→ **INPUT RECORDS**
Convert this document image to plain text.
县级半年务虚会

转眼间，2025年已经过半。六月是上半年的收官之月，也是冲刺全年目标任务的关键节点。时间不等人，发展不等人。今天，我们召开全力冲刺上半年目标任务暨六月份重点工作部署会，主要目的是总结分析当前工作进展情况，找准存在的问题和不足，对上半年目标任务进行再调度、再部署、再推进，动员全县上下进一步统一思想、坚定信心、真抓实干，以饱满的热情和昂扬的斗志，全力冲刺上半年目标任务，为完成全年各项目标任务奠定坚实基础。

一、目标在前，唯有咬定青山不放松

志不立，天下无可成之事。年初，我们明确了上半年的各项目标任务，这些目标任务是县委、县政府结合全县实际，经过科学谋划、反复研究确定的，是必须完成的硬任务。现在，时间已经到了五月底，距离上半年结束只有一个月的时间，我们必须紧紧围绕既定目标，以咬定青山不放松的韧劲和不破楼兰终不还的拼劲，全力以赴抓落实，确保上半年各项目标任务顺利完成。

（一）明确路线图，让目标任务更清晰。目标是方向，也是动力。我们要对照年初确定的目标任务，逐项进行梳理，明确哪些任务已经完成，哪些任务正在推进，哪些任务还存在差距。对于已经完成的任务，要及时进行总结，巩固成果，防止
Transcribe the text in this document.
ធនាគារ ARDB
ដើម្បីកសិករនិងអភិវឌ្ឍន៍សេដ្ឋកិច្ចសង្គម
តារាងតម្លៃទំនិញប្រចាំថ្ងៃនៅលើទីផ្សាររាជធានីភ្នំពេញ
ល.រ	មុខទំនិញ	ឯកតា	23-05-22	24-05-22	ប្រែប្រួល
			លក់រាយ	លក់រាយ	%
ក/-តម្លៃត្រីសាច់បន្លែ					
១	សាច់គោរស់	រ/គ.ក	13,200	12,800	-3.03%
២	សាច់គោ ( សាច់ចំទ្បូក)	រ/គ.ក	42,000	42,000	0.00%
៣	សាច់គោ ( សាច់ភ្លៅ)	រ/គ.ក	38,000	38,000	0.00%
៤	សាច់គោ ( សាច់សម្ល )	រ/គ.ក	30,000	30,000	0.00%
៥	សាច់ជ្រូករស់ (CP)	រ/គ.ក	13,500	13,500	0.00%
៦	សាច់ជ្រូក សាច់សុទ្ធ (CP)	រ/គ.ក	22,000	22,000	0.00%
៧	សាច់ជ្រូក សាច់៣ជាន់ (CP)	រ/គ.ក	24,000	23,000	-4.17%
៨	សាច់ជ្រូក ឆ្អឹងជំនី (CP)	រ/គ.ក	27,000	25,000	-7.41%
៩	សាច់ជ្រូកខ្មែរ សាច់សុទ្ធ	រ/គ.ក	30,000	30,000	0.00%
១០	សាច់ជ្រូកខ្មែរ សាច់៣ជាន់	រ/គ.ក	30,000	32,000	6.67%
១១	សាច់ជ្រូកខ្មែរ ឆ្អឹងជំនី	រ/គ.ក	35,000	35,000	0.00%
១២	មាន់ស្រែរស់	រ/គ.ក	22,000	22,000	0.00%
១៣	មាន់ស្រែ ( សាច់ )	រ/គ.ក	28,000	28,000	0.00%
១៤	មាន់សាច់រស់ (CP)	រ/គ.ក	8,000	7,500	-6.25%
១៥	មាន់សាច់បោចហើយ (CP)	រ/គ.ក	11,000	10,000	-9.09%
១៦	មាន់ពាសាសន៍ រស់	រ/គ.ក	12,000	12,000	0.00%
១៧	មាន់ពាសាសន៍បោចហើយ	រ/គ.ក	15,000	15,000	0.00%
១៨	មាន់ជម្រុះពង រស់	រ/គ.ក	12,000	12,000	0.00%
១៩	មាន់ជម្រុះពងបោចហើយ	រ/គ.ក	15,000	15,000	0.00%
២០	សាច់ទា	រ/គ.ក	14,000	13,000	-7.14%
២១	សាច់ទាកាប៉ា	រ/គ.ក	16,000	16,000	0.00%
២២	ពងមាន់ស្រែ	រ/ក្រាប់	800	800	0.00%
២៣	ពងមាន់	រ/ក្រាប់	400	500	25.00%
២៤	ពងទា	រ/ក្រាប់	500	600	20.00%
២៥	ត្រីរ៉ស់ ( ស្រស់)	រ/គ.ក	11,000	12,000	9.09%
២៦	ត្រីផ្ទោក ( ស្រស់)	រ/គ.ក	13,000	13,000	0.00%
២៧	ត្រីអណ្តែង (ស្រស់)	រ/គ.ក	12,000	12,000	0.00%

→ **WRITTEN PROBLEM**
Give the entries once more, exactly as they appear.

→ **THE ANSWER**
Convert this document image to plain text.
县级半年务虚会

转眼间，2025年已经过半。六月是上半年的收官之月，也是冲刺全年目标任务的关键节点。时间不等人，发展不等人。今天，我们召开全力冲刺上半年目标任务暨六月份重点工作部署会，主要目的是总结分析当前工作进展情况，找准存在的问题和不足，对上半年目标任务进行再调度、再部署、再推进，动员全县上下进一步统一思想、坚定信心、真抓实干，以饱满的热情和昂扬的斗志，全力冲刺上半年目标任务，为完成全年各项目标任务奠定坚实基础。

一、目标在前，唯有咬定青山不放松

志不立，天下无可成之事。年初，我们明确了上半年的各项目标任务，这些目标任务是县委、县政府结合全县实际，经过科学谋划、反复研究确定的，是必须完成的硬任务。现在，时间已经到了五月底，距离上半年结束只有一个月的时间，我们必须紧紧围绕既定目标，以咬定青山不放松的韧劲和不破楼兰终不还的拼劲，全力以赴抓落实，确保上半年各项目标任务顺利完成。

（一）明确路线图，让目标任务更清晰。目标是方向，也是动力。我们要对照年初确定的目标任务，逐项进行梳理，明确哪些任务已经完成，哪些任务正在推进，哪些任务还存在差距。对于已经完成的任务，要及时进行总结，巩固成果，防止
Transcribe the text in this document.
ធនាគារ ARDB
ដើម្បីកសិករនិងអភិវឌ្ឍន៍សេដ្ឋកិច្ចសង្គម
តារាងតម្លៃទំនិញប្រចាំថ្ងៃនៅលើទីផ្សាររាជធានីភ្នំពេញ
ល.រ	មុខទំនិញ	ឯកតា	23-05-22	24-05-22	ប្រែប្រួល
			លក់រាយ	លក់រាយ	%
ក/-តម្លៃត្រីសាច់បន្លែ					
១	សាច់គោរស់	រ/គ.ក	13,200	12,800	-3.03%
២	សាច់គោ ( សាច់ចំទ្បូក)	រ/គ.ក	42,000	42,000	0.00%
៣	សាច់គោ ( សាច់ភ្លៅ)	រ/គ.ក	38,000	38,000	0.00%
៤	សាច់គោ ( សាច់សម្ល )	រ/គ.ក	30,000	30,000	0.00%
៥	សាច់ជ្រូករស់ (CP)	រ/គ.ក	13,500	13,500	0.00%
៦	សាច់ជ្រូក សាច់សុទ្ធ (CP)	រ/គ.ក	22,000	22,000	0.00%
៧	សាច់ជ្រូក សាច់៣ជាន់ (CP)	រ/គ.ក	24,000	23,000	-4.17%
៨	សាច់ជ្រូក ឆ្អឹងជំនី (CP)	រ/គ.ក	27,000	25,000	-7.41%
៩	សាច់ជ្រូកខ្មែរ សាច់សុទ្ធ	រ/គ.ក	30,000	30,000	0.00%
១០	សាច់ជ្រូកខ្មែរ សាច់៣ជាន់	រ/គ.ក	30,000	32,000	6.67%
១១	សាច់ជ្រូកខ្មែរ ឆ្អឹងជំនី	រ/គ.ក	35,000	35,000	0.00%
១២	មាន់ស្រែរស់	រ/គ.ក	22,000	22,000	0.00%
១៣	មាន់ស្រែ ( សាច់ )	រ/គ.ក	28,000	28,000	0.00%
១៤	មាន់សាច់រស់ (CP)	រ/គ.ក	8,000	7,500	-6.25%
១៥	មាន់សាច់បោចហើយ (CP)	រ/គ.ក	11,000	10,000	-9.09%
១៦	មាន់ពាសាសន៍ រស់	រ/គ.ក	12,000	12,000	0.00%
១៧	មាន់ពាសាសន៍បោចហើយ	រ/គ.ក	15,000	15,000	0.00%
១៨	មាន់ជម្រុះពង រស់	រ/គ.ក	12,000	12,000	0.00%
១៩	មាន់ជម្រុះពងបោចហើយ	រ/គ.ក	15,000	15,000	0.00%
២០	សាច់ទា	រ/គ.ក	14,000	13,000	-7.14%
២១	សាច់ទាកាប៉ា	រ/គ.ក	16,000	16,000	0.00%
២២	ពងមាន់ស្រែ	រ/ក្រាប់	800	800	0.00%
២៣	ពងមាន់	រ/ក្រាប់	400	500	25.00%
២៤	ពងទា	រ/ក្រាប់	500	600	20.00%
២៥	ត្រីរ៉ស់ ( ស្រស់)	រ/គ.ក	11,000	12,000	9.09%
២៦	ត្រីផ្ទោក ( ស្រស់)	រ/គ.ក	13,000	13,000	0.00%
២៧	ត្រីអណ្តែង (ស្រស់)	រ/គ.ក	12,000	12,000	0.00%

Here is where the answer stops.